Gluten is the protein that has attracted the most attention due to its role in inducing abdominal symptoms in people with IBS. This interest has been fueled in part by the worldwide trend towards gluten-free eating among people without a diagnosis of celiac disease. In the United States, for example, an estimated 20% of consumers actively avoid foods containing gluten, compared to less than 1% with a diagnosis of celiac disease.
These improvements can be mistakenly attributed to gluten, with a number of other food components reduced and/or eliminated on a gluten-free/wheat-free diet, including ATIs and fructans (from wheat). Dietary restriction of wheat affects intake of a range of nutrients, not just gluten.
Carbohydrates implicated in causing IBS symptoms include fiber; prebiotics; and short-chain carbohydrates, such as lactose, sugar polyols (sorbitol and mannitol), fructose, and oligosaccharides (fructans and GOS).
Fibers
The fibers are fermented by the bacterial flora which results in the production of gas which results in distention of the intestines with pain, bloating, and excessive flatulence as a consequence.
Lactose
Lactose is a disaccharide made up of two sugar units, glucose and galactose. Sources high in lactose include cow's milk, soft cheeses, custard, sweetened condensed milk, and ice cream. To be absorbed in the small intestine, lactose must be hydrolyzed into individual sugar units (glucose and galactose) by the enzyme lactase. Lactase is mainly found at the end of the intestinal villi in the jejunum. Therefore, production of the enzyme lactase is susceptible to conditions that cause cell damage to intestinal villi, such as gastroenteritis and untreated celiac disease.

APPLY WHAT YOU READ ->
#1 Answer these questions from the text on IBS food triggers:
(a) In the United States, about what share of consumers actively avoid foods containing gluten?
(b) Which two sugar units make up lactose?
(c) Where is lactase mainly found?
#2 From the text on IBS food triggers, copy everything from "Gluten is the" down to "with a diagnosis of celiac disease.".

INFORMATION ->
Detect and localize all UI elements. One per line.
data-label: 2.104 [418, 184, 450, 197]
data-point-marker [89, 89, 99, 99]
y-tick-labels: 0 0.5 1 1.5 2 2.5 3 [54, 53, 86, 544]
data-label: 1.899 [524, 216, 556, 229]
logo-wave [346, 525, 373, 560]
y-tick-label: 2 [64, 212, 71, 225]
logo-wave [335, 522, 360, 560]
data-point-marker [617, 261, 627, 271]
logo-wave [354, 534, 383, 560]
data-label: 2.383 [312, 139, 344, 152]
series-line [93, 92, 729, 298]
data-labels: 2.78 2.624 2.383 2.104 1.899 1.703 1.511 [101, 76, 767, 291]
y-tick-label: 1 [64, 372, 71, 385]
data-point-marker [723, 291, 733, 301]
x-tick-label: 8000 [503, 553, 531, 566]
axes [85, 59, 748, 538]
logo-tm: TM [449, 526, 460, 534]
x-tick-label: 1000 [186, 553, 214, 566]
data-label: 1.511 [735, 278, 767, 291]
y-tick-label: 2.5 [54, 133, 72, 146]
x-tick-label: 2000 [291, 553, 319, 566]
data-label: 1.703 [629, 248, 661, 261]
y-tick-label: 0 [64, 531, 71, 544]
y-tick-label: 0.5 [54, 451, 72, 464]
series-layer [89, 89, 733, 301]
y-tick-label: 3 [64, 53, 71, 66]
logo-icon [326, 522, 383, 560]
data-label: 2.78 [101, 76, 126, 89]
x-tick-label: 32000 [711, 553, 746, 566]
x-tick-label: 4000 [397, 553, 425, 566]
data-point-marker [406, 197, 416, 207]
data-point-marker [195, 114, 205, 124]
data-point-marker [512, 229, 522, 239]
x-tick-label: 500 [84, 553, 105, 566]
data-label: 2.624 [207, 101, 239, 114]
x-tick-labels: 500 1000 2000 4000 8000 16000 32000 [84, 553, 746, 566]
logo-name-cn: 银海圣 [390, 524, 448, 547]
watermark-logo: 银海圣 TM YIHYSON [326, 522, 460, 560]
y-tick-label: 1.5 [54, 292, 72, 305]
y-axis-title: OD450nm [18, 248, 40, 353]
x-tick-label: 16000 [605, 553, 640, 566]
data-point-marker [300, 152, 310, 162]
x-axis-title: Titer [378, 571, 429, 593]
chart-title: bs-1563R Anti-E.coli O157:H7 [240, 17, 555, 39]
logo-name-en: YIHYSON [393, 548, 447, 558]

SOLUTIONS TO THE TASKS ->
#1
(a) An estimated 20%
(b) Glucose and galactose
(c) At the end of the intestinal villi in the jejunum

#2
Gluten is the protein that has attracted the most attention due to its role in inducing abdominal symptoms in people with IBS. This interest has been fueled in part by the worldwide trend towards gluten-free eating among people without a diagnosis of celiac disease. In the United States, for example, an estimated 20% of consumers actively avoid foods containing gluten, compared to less than 1% with a diagnosis of celiac disease.